__Written task__. Output each entry verbatim and exclude every picture from it.

#####

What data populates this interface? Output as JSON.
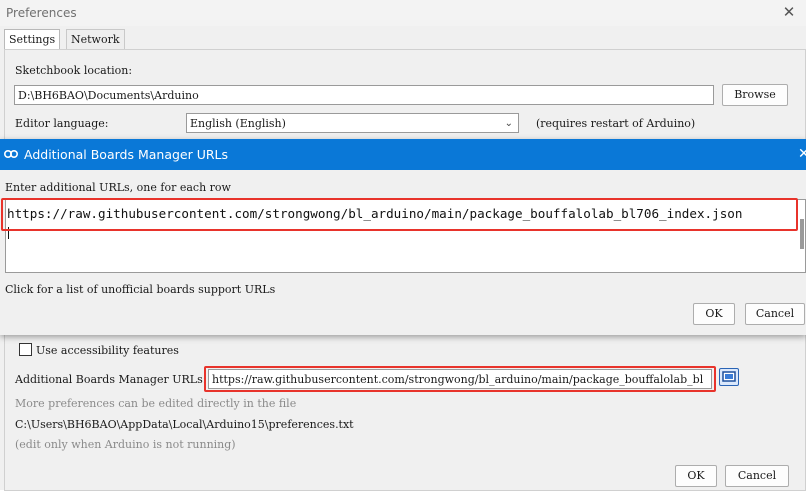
{
  "window": {
    "title": "Preferences"
  },
  "tabs": {
    "settings": "Settings",
    "network": "Network"
  },
  "settings": {
    "sketchbook_label": "Sketchbook location:",
    "sketchbook_value": "D:\\BH6BAO\\Documents\\Arduino",
    "browse_label": "Browse",
    "editor_language_label": "Editor language:",
    "editor_language_value": "English (English)",
    "restart_note": "(requires restart of Arduino)",
    "accessibility_label": "Use accessibility features",
    "boards_url_label": "Additional Boards Manager URLs:",
    "boards_url_value": "https://raw.githubusercontent.com/strongwong/bl_arduino/main/package_bouffalolab_bl",
    "more_prefs_note": "More preferences can be edited directly in the file",
    "prefs_path": "C:\\Users\\BH6BAO\\AppData\\Local\\Arduino15\\preferences.txt",
    "edit_note": "(edit only when Arduino is not running)",
    "ok_label": "OK",
    "cancel_label": "Cancel"
  },
  "dialog": {
    "title": "Additional Boards Manager URLs",
    "instruction": "Enter additional URLs, one for each row",
    "url_text": "https://raw.githubusercontent.com/strongwong/bl_arduino/main/package_bouffalolab_bl706_index.json",
    "link_text": "Click for a list of unofficial boards support URLs",
    "ok_label": "OK",
    "cancel_label": "Cancel"
  },
  "colors": {
    "dialog_titlebar": "#0a78d7",
    "highlight": "#e8332b"
  }
}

#####

__Final result__.
What data populates this interface? Output as JSON.
{
  "window": {
    "title": "Preferences"
  },
  "tabs": {
    "settings": "Settings",
    "network": "Network"
  },
  "settings": {
    "sketchbook_label": "Sketchbook location:",
    "sketchbook_value": "D:\\BH6BAO\\Documents\\Arduino",
    "browse_label": "Browse",
    "editor_language_label": "Editor language:",
    "editor_language_value": "English (English)",
    "restart_note": "(requires restart of Arduino)",
    "accessibility_label": "Use accessibility features",
    "boards_url_label": "Additional Boards Manager URLs:",
    "boards_url_value": "https://raw.githubusercontent.com/strongwong/bl_arduino/main/package_bouffalolab_bl",
    "more_prefs_note": "More preferences can be edited directly in the file",
    "prefs_path": "C:\\Users\\BH6BAO\\AppData\\Local\\Arduino15\\preferences.txt",
    "edit_note": "(edit only when Arduino is not running)",
    "ok_label": "OK",
    "cancel_label": "Cancel"
  },
  "dialog": {
    "title": "Additional Boards Manager URLs",
    "instruction": "Enter additional URLs, one for each row",
    "url_text": "https://raw.githubusercontent.com/strongwong/bl_arduino/main/package_bouffalolab_bl706_index.json",
    "link_text": "Click for a list of unofficial boards support URLs",
    "ok_label": "OK",
    "cancel_label": "Cancel"
  },
  "colors": {
    "dialog_titlebar": "#0a78d7",
    "highlight": "#e8332b"
  }
}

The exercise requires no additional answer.